> [QUOTED TEXT]
###

By Mark Mathewson, Thomas LeFebvre, and Tracy Hansen
Modernization of the National Weather Service (NWS) has placed the Advanced Weather Interactive Processing System (AWIPS) at the center of every forecaster's workspace to make their job more efficient. Now that AWIPS is operational at more than 120 forecast offices around the country, new technologies continue to be introduced that will improve and refine the weather forecast (Figure 1). Here we focus on the Interactive Forecast Preparation System (IFPS), which will revolutionize how the forecast is prepared and disseminated. Traditional time-consuming forecast preparation methods are being replaced with newly developed time-saving techniques that will help forecasters fully concentrate on the meteorological situation at hand through the use of interactive interpretation and editing techniques.
The nucleus of IFPS is a common digital database of weather elements from which routine forecast products can be automatically composed and formatted. The digital database, possible through advanced computer technology and high-speed communications, will eventually mean higher quality, more timely and more consistent forecasts among all forecast products.
History of IFPS
The concept of IFPS began with the digital forecast, simply a forecast that can be represented by numbers, which has been in use by the National Weather Service for decades. Perhaps the earliest type of digital forecast was generated using computers and statistics to represent forecasts at a point. In the 1960s advances in numerical weather prediction provided interpretation of model output statistics (MOS), such as daily temperature highs and lows, winds, clouds, and precipitation at selected sites across the United States. For a while after MOS was developed at NWS, it was viewed as additional guidance only, but over the years MOS forecasts have become accepted worldwide as the baseline by which human forecasts are judged. In the 1970s, when the NWS Techniques Development Laboratory [since renamed Meteorological Development Laboratory] began generating worded forecasts based on the use of MOS, the concept of automatic generation of products from "numbers" became a reality.

###

> [TASKS TO PERFORM]
- 1) According to the forecast preparation article, in what decade did advances in numerical weather prediction provide model output statistics (MOS)?
- 2) Please write what comes next in the forecast preparation article, picking up after its final sentence.
The data that comes next plays no part in this work.

> [DATA SEGMENT]
###

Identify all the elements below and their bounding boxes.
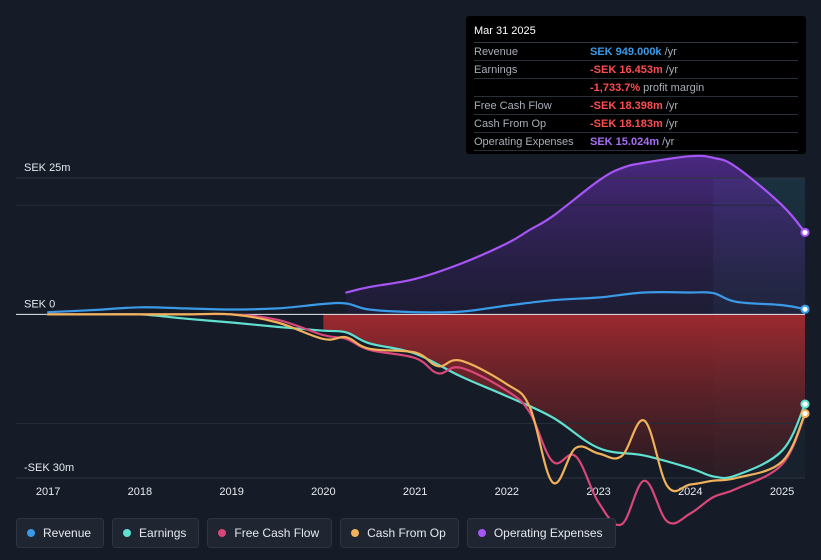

###

> [EXPECTED RESPONSES]
- 1) The 1960s.

- 2)
In the 1980s the NWS began a 15-year modernization program that touched practically every aspect of forecast operations. The integrated workstation – AWIPS – and other new systems were developed to help forecasters improve their understanding of the atmosphere. Larger and more capable computers installed at the National Centers for Environmental Prediction (NCEP) enabled researchers to run higher and higher resolution models. The integrated workstation brought to the forecasters' fingertips every possible data source. However, even though new higher resolution datasets were providing more detailed information for the forecast, the meteorologist had no better means of disseminating all of this detail.
The field forecaster's work routine underwent drastic changes, but until recently, one area remained unchanged: the method of producing the forecast. The IFPS now joins the long list of NWS improvements, modifying the forecast paradigm through the use of a digital forecast to generate new and existing forecast products.
In 1990 FSL began collaborating with the Meteorological Development Laboratory (MDL) in the development of a grid-based forecast preparation system called the AWIPS Forecast Preparation System (AFPS). This system, to be part of AWIPS, included the digital forecast database, grid viewers and editors, and modernized products, which were developed by FSL. Text formatting capabilities using components of a subsystem called the Interactive Computer Worded Forecast (ICWF) were developed by MDL. At that time, a true grid-based forecast preparation system had never been developed, although the Canadians had developed a spline-based system called the Forecast Production Assistant, from which many of the initial ideas for the AFPS were derived.
Within two years FSL had produced the first graphical forecast editor along with primitive associated programs designed to solicit input from forecasters to refine requirements. In a beta test, forecasters found this prototype inefficient to use because the edit tools were crude and the hardware was slow. A working group, including forecasters throughout the NWS, was organized to work closely with the developers in rapidly refining the system. This intense use and review of the system resulted in many suggestions that improved the user interface and software usability.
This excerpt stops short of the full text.